What you need to do: Report how many lines contain the word "população"; answer with the number only.
*** Dataset entries ***
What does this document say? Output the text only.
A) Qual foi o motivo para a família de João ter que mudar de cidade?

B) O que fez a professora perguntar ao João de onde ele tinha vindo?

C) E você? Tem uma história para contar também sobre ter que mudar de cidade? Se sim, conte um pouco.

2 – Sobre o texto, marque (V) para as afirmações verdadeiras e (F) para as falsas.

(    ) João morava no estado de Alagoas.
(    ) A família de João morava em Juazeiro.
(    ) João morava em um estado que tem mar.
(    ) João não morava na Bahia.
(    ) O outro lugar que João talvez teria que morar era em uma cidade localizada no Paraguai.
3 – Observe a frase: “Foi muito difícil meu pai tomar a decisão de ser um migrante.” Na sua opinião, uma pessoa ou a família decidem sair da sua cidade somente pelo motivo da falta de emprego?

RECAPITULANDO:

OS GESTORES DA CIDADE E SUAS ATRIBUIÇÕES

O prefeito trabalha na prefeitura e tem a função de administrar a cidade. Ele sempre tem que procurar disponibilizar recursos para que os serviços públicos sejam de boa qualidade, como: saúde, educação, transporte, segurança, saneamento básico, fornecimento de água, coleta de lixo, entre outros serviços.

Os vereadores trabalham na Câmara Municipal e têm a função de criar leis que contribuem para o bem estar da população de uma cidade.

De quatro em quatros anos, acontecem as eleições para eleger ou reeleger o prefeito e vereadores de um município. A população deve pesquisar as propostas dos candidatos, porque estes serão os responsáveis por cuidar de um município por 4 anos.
***
*** Dataset entries ***
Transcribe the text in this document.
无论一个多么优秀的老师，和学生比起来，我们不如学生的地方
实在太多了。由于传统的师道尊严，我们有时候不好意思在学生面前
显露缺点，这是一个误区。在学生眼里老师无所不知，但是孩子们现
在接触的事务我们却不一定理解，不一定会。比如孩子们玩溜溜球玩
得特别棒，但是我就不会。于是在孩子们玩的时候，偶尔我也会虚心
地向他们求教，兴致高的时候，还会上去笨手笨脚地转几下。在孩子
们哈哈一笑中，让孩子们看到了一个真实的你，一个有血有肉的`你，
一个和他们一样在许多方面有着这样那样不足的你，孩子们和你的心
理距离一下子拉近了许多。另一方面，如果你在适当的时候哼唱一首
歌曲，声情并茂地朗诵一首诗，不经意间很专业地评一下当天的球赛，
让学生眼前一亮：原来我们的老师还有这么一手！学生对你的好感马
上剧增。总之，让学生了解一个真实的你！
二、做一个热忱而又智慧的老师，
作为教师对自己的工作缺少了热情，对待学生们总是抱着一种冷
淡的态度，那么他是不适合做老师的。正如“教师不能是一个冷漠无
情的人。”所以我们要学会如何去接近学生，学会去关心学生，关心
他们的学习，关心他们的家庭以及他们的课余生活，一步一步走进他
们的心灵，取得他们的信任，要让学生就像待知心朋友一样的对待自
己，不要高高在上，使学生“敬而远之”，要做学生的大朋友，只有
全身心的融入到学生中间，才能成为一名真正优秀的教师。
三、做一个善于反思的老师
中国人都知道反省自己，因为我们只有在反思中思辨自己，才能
***
Reply to the task: 2